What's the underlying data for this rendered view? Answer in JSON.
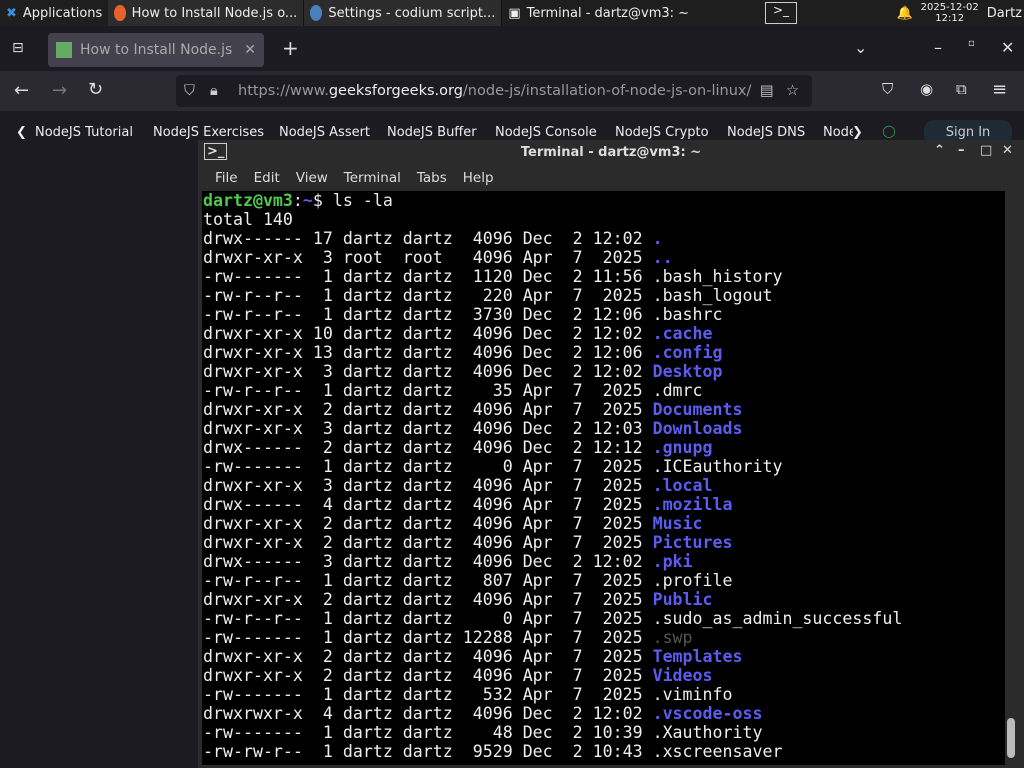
{
  "taskbar": {
    "apps": "Applications",
    "tasks": [
      "How to Install Node.js o...",
      "Settings - codium script...",
      "Terminal - dartz@vm3: ~"
    ],
    "date": "2025-12-02",
    "time": "12:12",
    "user": "Dartz"
  },
  "browser": {
    "tab_title": "How to Install Node.js on",
    "url_prefix": "https://www.",
    "url_domain": "geeksforgeeks.org",
    "url_path": "/node-js/installation-of-node-js-on-linux/",
    "bookmarks": [
      "NodeJS Tutorial",
      "NodeJS Exercises",
      "NodeJS Assert",
      "NodeJS Buffer",
      "NodeJS Console",
      "NodeJS Crypto",
      "NodeJS DNS",
      "Node"
    ],
    "sign_in": "Sign In"
  },
  "terminal": {
    "title": "Terminal - dartz@vm3: ~",
    "menu": [
      "File",
      "Edit",
      "View",
      "Terminal",
      "Tabs",
      "Help"
    ],
    "prompt_user": "dartz@vm3",
    "prompt_sep": ":",
    "prompt_path": "~",
    "prompt_sym": "$ ",
    "command": "ls -la",
    "total": "total 140",
    "rows": [
      [
        "drwx------ 17 dartz dartz  4096 Dec  2 12:02 ",
        ".",
        "dir"
      ],
      [
        "drwxr-xr-x  3 root  root   4096 Apr  7  2025 ",
        "..",
        "dir"
      ],
      [
        "-rw-------  1 dartz dartz  1120 Dec  2 11:56 ",
        ".bash_history",
        ""
      ],
      [
        "-rw-r--r--  1 dartz dartz   220 Apr  7  2025 ",
        ".bash_logout",
        ""
      ],
      [
        "-rw-r--r--  1 dartz dartz  3730 Dec  2 12:06 ",
        ".bashrc",
        ""
      ],
      [
        "drwxr-xr-x 10 dartz dartz  4096 Dec  2 12:02 ",
        ".cache",
        "dir"
      ],
      [
        "drwxr-xr-x 13 dartz dartz  4096 Dec  2 12:06 ",
        ".config",
        "dir"
      ],
      [
        "drwxr-xr-x  3 dartz dartz  4096 Dec  2 12:02 ",
        "Desktop",
        "dir"
      ],
      [
        "-rw-r--r--  1 dartz dartz    35 Apr  7  2025 ",
        ".dmrc",
        ""
      ],
      [
        "drwxr-xr-x  2 dartz dartz  4096 Apr  7  2025 ",
        "Documents",
        "dir"
      ],
      [
        "drwxr-xr-x  3 dartz dartz  4096 Dec  2 12:03 ",
        "Downloads",
        "dir"
      ],
      [
        "drwx------  2 dartz dartz  4096 Dec  2 12:12 ",
        ".gnupg",
        "dir"
      ],
      [
        "-rw-------  1 dartz dartz     0 Apr  7  2025 ",
        ".ICEauthority",
        ""
      ],
      [
        "drwxr-xr-x  3 dartz dartz  4096 Apr  7  2025 ",
        ".local",
        "dir"
      ],
      [
        "drwx------  4 dartz dartz  4096 Apr  7  2025 ",
        ".mozilla",
        "dir"
      ],
      [
        "drwxr-xr-x  2 dartz dartz  4096 Apr  7  2025 ",
        "Music",
        "dir"
      ],
      [
        "drwxr-xr-x  2 dartz dartz  4096 Apr  7  2025 ",
        "Pictures",
        "dir"
      ],
      [
        "drwx------  3 dartz dartz  4096 Dec  2 12:02 ",
        ".pki",
        "dir"
      ],
      [
        "-rw-r--r--  1 dartz dartz   807 Apr  7  2025 ",
        ".profile",
        ""
      ],
      [
        "drwxr-xr-x  2 dartz dartz  4096 Apr  7  2025 ",
        "Public",
        "dir"
      ],
      [
        "-rw-r--r--  1 dartz dartz     0 Apr  7  2025 ",
        ".sudo_as_admin_successful",
        ""
      ],
      [
        "-rw-------  1 dartz dartz 12288 Apr  7  2025 ",
        ".swp",
        "dim"
      ],
      [
        "drwxr-xr-x  2 dartz dartz  4096 Apr  7  2025 ",
        "Templates",
        "dir"
      ],
      [
        "drwxr-xr-x  2 dartz dartz  4096 Apr  7  2025 ",
        "Videos",
        "dir"
      ],
      [
        "-rw-------  1 dartz dartz   532 Apr  7  2025 ",
        ".viminfo",
        ""
      ],
      [
        "drwxrwxr-x  4 dartz dartz  4096 Dec  2 12:02 ",
        ".vscode-oss",
        "dir"
      ],
      [
        "-rw-------  1 dartz dartz    48 Dec  2 10:39 ",
        ".Xauthority",
        ""
      ],
      [
        "-rw-rw-r--  1 dartz dartz  9529 Dec  2 10:43 ",
        ".xscreensaver",
        ""
      ]
    ]
  },
  "colors": {
    "directory": "#5c5cf0",
    "prompt": "#4ec94e",
    "terminal_bg": "#000000"
  }
}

..............................

__Exercise instructions__: Transcribe every entry word for word, but omit the pictures.

__Result for this task__:
What's the underlying data for this rendered view? Answer in JSON.
{
  "taskbar": {
    "apps": "Applications",
    "tasks": [
      "How to Install Node.js o...",
      "Settings - codium script...",
      "Terminal - dartz@vm3: ~"
    ],
    "date": "2025-12-02",
    "time": "12:12",
    "user": "Dartz"
  },
  "browser": {
    "tab_title": "How to Install Node.js on",
    "url_prefix": "https://www.",
    "url_domain": "geeksforgeeks.org",
    "url_path": "/node-js/installation-of-node-js-on-linux/",
    "bookmarks": [
      "NodeJS Tutorial",
      "NodeJS Exercises",
      "NodeJS Assert",
      "NodeJS Buffer",
      "NodeJS Console",
      "NodeJS Crypto",
      "NodeJS DNS",
      "Node"
    ],
    "sign_in": "Sign In"
  },
  "terminal": {
    "title": "Terminal - dartz@vm3: ~",
    "menu": [
      "File",
      "Edit",
      "View",
      "Terminal",
      "Tabs",
      "Help"
    ],
    "prompt_user": "dartz@vm3",
    "prompt_sep": ":",
    "prompt_path": "~",
    "prompt_sym": "$ ",
    "command": "ls -la",
    "total": "total 140",
    "rows": [
      [
        "drwx------ 17 dartz dartz  4096 Dec  2 12:02 ",
        ".",
        "dir"
      ],
      [
        "drwxr-xr-x  3 root  root   4096 Apr  7  2025 ",
        "..",
        "dir"
      ],
      [
        "-rw-------  1 dartz dartz  1120 Dec  2 11:56 ",
        ".bash_history",
        ""
      ],
      [
        "-rw-r--r--  1 dartz dartz   220 Apr  7  2025 ",
        ".bash_logout",
        ""
      ],
      [
        "-rw-r--r--  1 dartz dartz  3730 Dec  2 12:06 ",
        ".bashrc",
        ""
      ],
      [
        "drwxr-xr-x 10 dartz dartz  4096 Dec  2 12:02 ",
        ".cache",
        "dir"
      ],
      [
        "drwxr-xr-x 13 dartz dartz  4096 Dec  2 12:06 ",
        ".config",
        "dir"
      ],
      [
        "drwxr-xr-x  3 dartz dartz  4096 Dec  2 12:02 ",
        "Desktop",
        "dir"
      ],
      [
        "-rw-r--r--  1 dartz dartz    35 Apr  7  2025 ",
        ".dmrc",
        ""
      ],
      [
        "drwxr-xr-x  2 dartz dartz  4096 Apr  7  2025 ",
        "Documents",
        "dir"
      ],
      [
        "drwxr-xr-x  3 dartz dartz  4096 Dec  2 12:03 ",
        "Downloads",
        "dir"
      ],
      [
        "drwx------  2 dartz dartz  4096 Dec  2 12:12 ",
        ".gnupg",
        "dir"
      ],
      [
        "-rw-------  1 dartz dartz     0 Apr  7  2025 ",
        ".ICEauthority",
        ""
      ],
      [
        "drwxr-xr-x  3 dartz dartz  4096 Apr  7  2025 ",
        ".local",
        "dir"
      ],
      [
        "drwx------  4 dartz dartz  4096 Apr  7  2025 ",
        ".mozilla",
        "dir"
      ],
      [
        "drwxr-xr-x  2 dartz dartz  4096 Apr  7  2025 ",
        "Music",
        "dir"
      ],
      [
        "drwxr-xr-x  2 dartz dartz  4096 Apr  7  2025 ",
        "Pictures",
        "dir"
      ],
      [
        "drwx------  3 dartz dartz  4096 Dec  2 12:02 ",
        ".pki",
        "dir"
      ],
      [
        "-rw-r--r--  1 dartz dartz   807 Apr  7  2025 ",
        ".profile",
        ""
      ],
      [
        "drwxr-xr-x  2 dartz dartz  4096 Apr  7  2025 ",
        "Public",
        "dir"
      ],
      [
        "-rw-r--r--  1 dartz dartz     0 Apr  7  2025 ",
        ".sudo_as_admin_successful",
        ""
      ],
      [
        "-rw-------  1 dartz dartz 12288 Apr  7  2025 ",
        ".swp",
        "dim"
      ],
      [
        "drwxr-xr-x  2 dartz dartz  4096 Apr  7  2025 ",
        "Templates",
        "dir"
      ],
      [
        "drwxr-xr-x  2 dartz dartz  4096 Apr  7  2025 ",
        "Videos",
        "dir"
      ],
      [
        "-rw-------  1 dartz dartz   532 Apr  7  2025 ",
        ".viminfo",
        ""
      ],
      [
        "drwxrwxr-x  4 dartz dartz  4096 Dec  2 12:02 ",
        ".vscode-oss",
        "dir"
      ],
      [
        "-rw-------  1 dartz dartz    48 Dec  2 10:39 ",
        ".Xauthority",
        ""
      ],
      [
        "-rw-rw-r--  1 dartz dartz  9529 Dec  2 10:43 ",
        ".xscreensaver",
        ""
      ]
    ]
  },
  "colors": {
    "directory": "#5c5cf0",
    "prompt": "#4ec94e",
    "terminal_bg": "#000000"
  }
}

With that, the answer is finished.